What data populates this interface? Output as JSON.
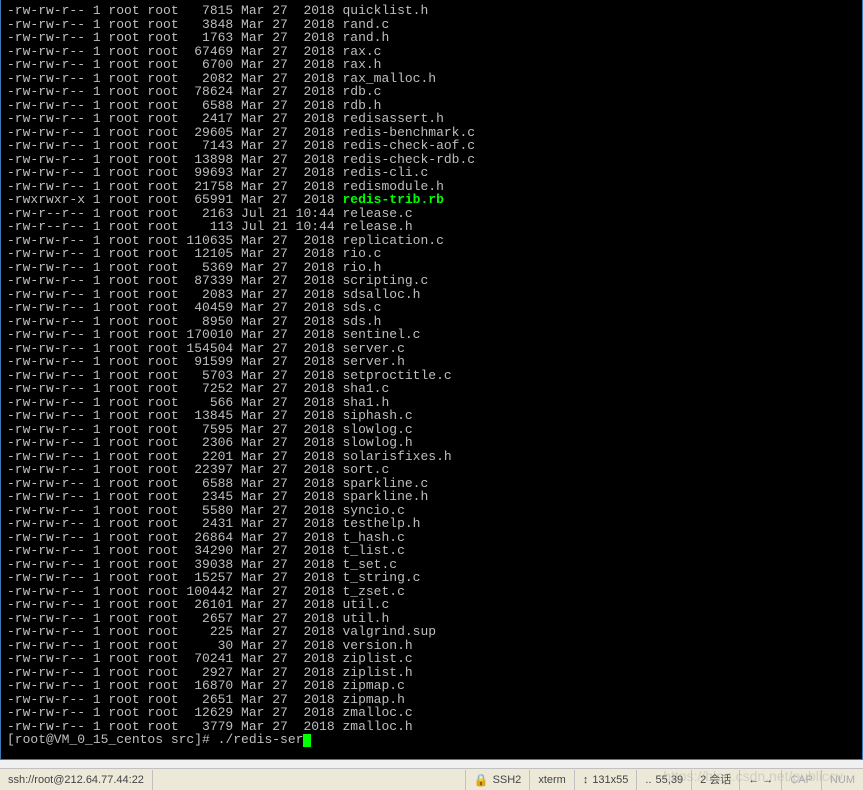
{
  "files": [
    {
      "perm": "-rw-rw-r--",
      "links": "1",
      "owner": "root",
      "group": "root",
      "size": "7815",
      "month": "Mar",
      "day": "27",
      "time": "2018",
      "name": "quicklist.h"
    },
    {
      "perm": "-rw-rw-r--",
      "links": "1",
      "owner": "root",
      "group": "root",
      "size": "3848",
      "month": "Mar",
      "day": "27",
      "time": "2018",
      "name": "rand.c"
    },
    {
      "perm": "-rw-rw-r--",
      "links": "1",
      "owner": "root",
      "group": "root",
      "size": "1763",
      "month": "Mar",
      "day": "27",
      "time": "2018",
      "name": "rand.h"
    },
    {
      "perm": "-rw-rw-r--",
      "links": "1",
      "owner": "root",
      "group": "root",
      "size": "67469",
      "month": "Mar",
      "day": "27",
      "time": "2018",
      "name": "rax.c"
    },
    {
      "perm": "-rw-rw-r--",
      "links": "1",
      "owner": "root",
      "group": "root",
      "size": "6700",
      "month": "Mar",
      "day": "27",
      "time": "2018",
      "name": "rax.h"
    },
    {
      "perm": "-rw-rw-r--",
      "links": "1",
      "owner": "root",
      "group": "root",
      "size": "2082",
      "month": "Mar",
      "day": "27",
      "time": "2018",
      "name": "rax_malloc.h"
    },
    {
      "perm": "-rw-rw-r--",
      "links": "1",
      "owner": "root",
      "group": "root",
      "size": "78624",
      "month": "Mar",
      "day": "27",
      "time": "2018",
      "name": "rdb.c"
    },
    {
      "perm": "-rw-rw-r--",
      "links": "1",
      "owner": "root",
      "group": "root",
      "size": "6588",
      "month": "Mar",
      "day": "27",
      "time": "2018",
      "name": "rdb.h"
    },
    {
      "perm": "-rw-rw-r--",
      "links": "1",
      "owner": "root",
      "group": "root",
      "size": "2417",
      "month": "Mar",
      "day": "27",
      "time": "2018",
      "name": "redisassert.h"
    },
    {
      "perm": "-rw-rw-r--",
      "links": "1",
      "owner": "root",
      "group": "root",
      "size": "29605",
      "month": "Mar",
      "day": "27",
      "time": "2018",
      "name": "redis-benchmark.c"
    },
    {
      "perm": "-rw-rw-r--",
      "links": "1",
      "owner": "root",
      "group": "root",
      "size": "7143",
      "month": "Mar",
      "day": "27",
      "time": "2018",
      "name": "redis-check-aof.c"
    },
    {
      "perm": "-rw-rw-r--",
      "links": "1",
      "owner": "root",
      "group": "root",
      "size": "13898",
      "month": "Mar",
      "day": "27",
      "time": "2018",
      "name": "redis-check-rdb.c"
    },
    {
      "perm": "-rw-rw-r--",
      "links": "1",
      "owner": "root",
      "group": "root",
      "size": "99693",
      "month": "Mar",
      "day": "27",
      "time": "2018",
      "name": "redis-cli.c"
    },
    {
      "perm": "-rw-rw-r--",
      "links": "1",
      "owner": "root",
      "group": "root",
      "size": "21758",
      "month": "Mar",
      "day": "27",
      "time": "2018",
      "name": "redismodule.h"
    },
    {
      "perm": "-rwxrwxr-x",
      "links": "1",
      "owner": "root",
      "group": "root",
      "size": "65991",
      "month": "Mar",
      "day": "27",
      "time": "2018",
      "name": "redis-trib.rb",
      "exec": true
    },
    {
      "perm": "-rw-r--r--",
      "links": "1",
      "owner": "root",
      "group": "root",
      "size": "2163",
      "month": "Jul",
      "day": "21",
      "time": "10:44",
      "name": "release.c"
    },
    {
      "perm": "-rw-r--r--",
      "links": "1",
      "owner": "root",
      "group": "root",
      "size": "113",
      "month": "Jul",
      "day": "21",
      "time": "10:44",
      "name": "release.h"
    },
    {
      "perm": "-rw-rw-r--",
      "links": "1",
      "owner": "root",
      "group": "root",
      "size": "110635",
      "month": "Mar",
      "day": "27",
      "time": "2018",
      "name": "replication.c"
    },
    {
      "perm": "-rw-rw-r--",
      "links": "1",
      "owner": "root",
      "group": "root",
      "size": "12105",
      "month": "Mar",
      "day": "27",
      "time": "2018",
      "name": "rio.c"
    },
    {
      "perm": "-rw-rw-r--",
      "links": "1",
      "owner": "root",
      "group": "root",
      "size": "5369",
      "month": "Mar",
      "day": "27",
      "time": "2018",
      "name": "rio.h"
    },
    {
      "perm": "-rw-rw-r--",
      "links": "1",
      "owner": "root",
      "group": "root",
      "size": "87339",
      "month": "Mar",
      "day": "27",
      "time": "2018",
      "name": "scripting.c"
    },
    {
      "perm": "-rw-rw-r--",
      "links": "1",
      "owner": "root",
      "group": "root",
      "size": "2083",
      "month": "Mar",
      "day": "27",
      "time": "2018",
      "name": "sdsalloc.h"
    },
    {
      "perm": "-rw-rw-r--",
      "links": "1",
      "owner": "root",
      "group": "root",
      "size": "40459",
      "month": "Mar",
      "day": "27",
      "time": "2018",
      "name": "sds.c"
    },
    {
      "perm": "-rw-rw-r--",
      "links": "1",
      "owner": "root",
      "group": "root",
      "size": "8950",
      "month": "Mar",
      "day": "27",
      "time": "2018",
      "name": "sds.h"
    },
    {
      "perm": "-rw-rw-r--",
      "links": "1",
      "owner": "root",
      "group": "root",
      "size": "170010",
      "month": "Mar",
      "day": "27",
      "time": "2018",
      "name": "sentinel.c"
    },
    {
      "perm": "-rw-rw-r--",
      "links": "1",
      "owner": "root",
      "group": "root",
      "size": "154504",
      "month": "Mar",
      "day": "27",
      "time": "2018",
      "name": "server.c"
    },
    {
      "perm": "-rw-rw-r--",
      "links": "1",
      "owner": "root",
      "group": "root",
      "size": "91599",
      "month": "Mar",
      "day": "27",
      "time": "2018",
      "name": "server.h"
    },
    {
      "perm": "-rw-rw-r--",
      "links": "1",
      "owner": "root",
      "group": "root",
      "size": "5703",
      "month": "Mar",
      "day": "27",
      "time": "2018",
      "name": "setproctitle.c"
    },
    {
      "perm": "-rw-rw-r--",
      "links": "1",
      "owner": "root",
      "group": "root",
      "size": "7252",
      "month": "Mar",
      "day": "27",
      "time": "2018",
      "name": "sha1.c"
    },
    {
      "perm": "-rw-rw-r--",
      "links": "1",
      "owner": "root",
      "group": "root",
      "size": "566",
      "month": "Mar",
      "day": "27",
      "time": "2018",
      "name": "sha1.h"
    },
    {
      "perm": "-rw-rw-r--",
      "links": "1",
      "owner": "root",
      "group": "root",
      "size": "13845",
      "month": "Mar",
      "day": "27",
      "time": "2018",
      "name": "siphash.c"
    },
    {
      "perm": "-rw-rw-r--",
      "links": "1",
      "owner": "root",
      "group": "root",
      "size": "7595",
      "month": "Mar",
      "day": "27",
      "time": "2018",
      "name": "slowlog.c"
    },
    {
      "perm": "-rw-rw-r--",
      "links": "1",
      "owner": "root",
      "group": "root",
      "size": "2306",
      "month": "Mar",
      "day": "27",
      "time": "2018",
      "name": "slowlog.h"
    },
    {
      "perm": "-rw-rw-r--",
      "links": "1",
      "owner": "root",
      "group": "root",
      "size": "2201",
      "month": "Mar",
      "day": "27",
      "time": "2018",
      "name": "solarisfixes.h"
    },
    {
      "perm": "-rw-rw-r--",
      "links": "1",
      "owner": "root",
      "group": "root",
      "size": "22397",
      "month": "Mar",
      "day": "27",
      "time": "2018",
      "name": "sort.c"
    },
    {
      "perm": "-rw-rw-r--",
      "links": "1",
      "owner": "root",
      "group": "root",
      "size": "6588",
      "month": "Mar",
      "day": "27",
      "time": "2018",
      "name": "sparkline.c"
    },
    {
      "perm": "-rw-rw-r--",
      "links": "1",
      "owner": "root",
      "group": "root",
      "size": "2345",
      "month": "Mar",
      "day": "27",
      "time": "2018",
      "name": "sparkline.h"
    },
    {
      "perm": "-rw-rw-r--",
      "links": "1",
      "owner": "root",
      "group": "root",
      "size": "5580",
      "month": "Mar",
      "day": "27",
      "time": "2018",
      "name": "syncio.c"
    },
    {
      "perm": "-rw-rw-r--",
      "links": "1",
      "owner": "root",
      "group": "root",
      "size": "2431",
      "month": "Mar",
      "day": "27",
      "time": "2018",
      "name": "testhelp.h"
    },
    {
      "perm": "-rw-rw-r--",
      "links": "1",
      "owner": "root",
      "group": "root",
      "size": "26864",
      "month": "Mar",
      "day": "27",
      "time": "2018",
      "name": "t_hash.c"
    },
    {
      "perm": "-rw-rw-r--",
      "links": "1",
      "owner": "root",
      "group": "root",
      "size": "34290",
      "month": "Mar",
      "day": "27",
      "time": "2018",
      "name": "t_list.c"
    },
    {
      "perm": "-rw-rw-r--",
      "links": "1",
      "owner": "root",
      "group": "root",
      "size": "39038",
      "month": "Mar",
      "day": "27",
      "time": "2018",
      "name": "t_set.c"
    },
    {
      "perm": "-rw-rw-r--",
      "links": "1",
      "owner": "root",
      "group": "root",
      "size": "15257",
      "month": "Mar",
      "day": "27",
      "time": "2018",
      "name": "t_string.c"
    },
    {
      "perm": "-rw-rw-r--",
      "links": "1",
      "owner": "root",
      "group": "root",
      "size": "100442",
      "month": "Mar",
      "day": "27",
      "time": "2018",
      "name": "t_zset.c"
    },
    {
      "perm": "-rw-rw-r--",
      "links": "1",
      "owner": "root",
      "group": "root",
      "size": "26101",
      "month": "Mar",
      "day": "27",
      "time": "2018",
      "name": "util.c"
    },
    {
      "perm": "-rw-rw-r--",
      "links": "1",
      "owner": "root",
      "group": "root",
      "size": "2657",
      "month": "Mar",
      "day": "27",
      "time": "2018",
      "name": "util.h"
    },
    {
      "perm": "-rw-rw-r--",
      "links": "1",
      "owner": "root",
      "group": "root",
      "size": "225",
      "month": "Mar",
      "day": "27",
      "time": "2018",
      "name": "valgrind.sup"
    },
    {
      "perm": "-rw-rw-r--",
      "links": "1",
      "owner": "root",
      "group": "root",
      "size": "30",
      "month": "Mar",
      "day": "27",
      "time": "2018",
      "name": "version.h"
    },
    {
      "perm": "-rw-rw-r--",
      "links": "1",
      "owner": "root",
      "group": "root",
      "size": "70241",
      "month": "Mar",
      "day": "27",
      "time": "2018",
      "name": "ziplist.c"
    },
    {
      "perm": "-rw-rw-r--",
      "links": "1",
      "owner": "root",
      "group": "root",
      "size": "2927",
      "month": "Mar",
      "day": "27",
      "time": "2018",
      "name": "ziplist.h"
    },
    {
      "perm": "-rw-rw-r--",
      "links": "1",
      "owner": "root",
      "group": "root",
      "size": "16870",
      "month": "Mar",
      "day": "27",
      "time": "2018",
      "name": "zipmap.c"
    },
    {
      "perm": "-rw-rw-r--",
      "links": "1",
      "owner": "root",
      "group": "root",
      "size": "2651",
      "month": "Mar",
      "day": "27",
      "time": "2018",
      "name": "zipmap.h"
    },
    {
      "perm": "-rw-rw-r--",
      "links": "1",
      "owner": "root",
      "group": "root",
      "size": "12629",
      "month": "Mar",
      "day": "27",
      "time": "2018",
      "name": "zmalloc.c"
    },
    {
      "perm": "-rw-rw-r--",
      "links": "1",
      "owner": "root",
      "group": "root",
      "size": "3779",
      "month": "Mar",
      "day": "27",
      "time": "2018",
      "name": "zmalloc.h"
    }
  ],
  "prompt": {
    "text": "[root@VM_0_15_centos src]# ",
    "command": "./redis-ser"
  },
  "statusbar": {
    "conn": "ssh://root@212.64.77.44:22",
    "proto": "SSH2",
    "term": "xterm",
    "size": "131x55",
    "pos": "55,39",
    "sessions": "2 会话",
    "cap": "CAP",
    "num": "NUM"
  },
  "watermark": "https://blog.csdn.net/publiccv"
}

• • • •

| What to do |
In the records above, locate the lines holding the word "check". Copy each of them.

| Exercise answer |
      "name": "redis-check-aof.c"
      "name": "redis-check-rdb.c"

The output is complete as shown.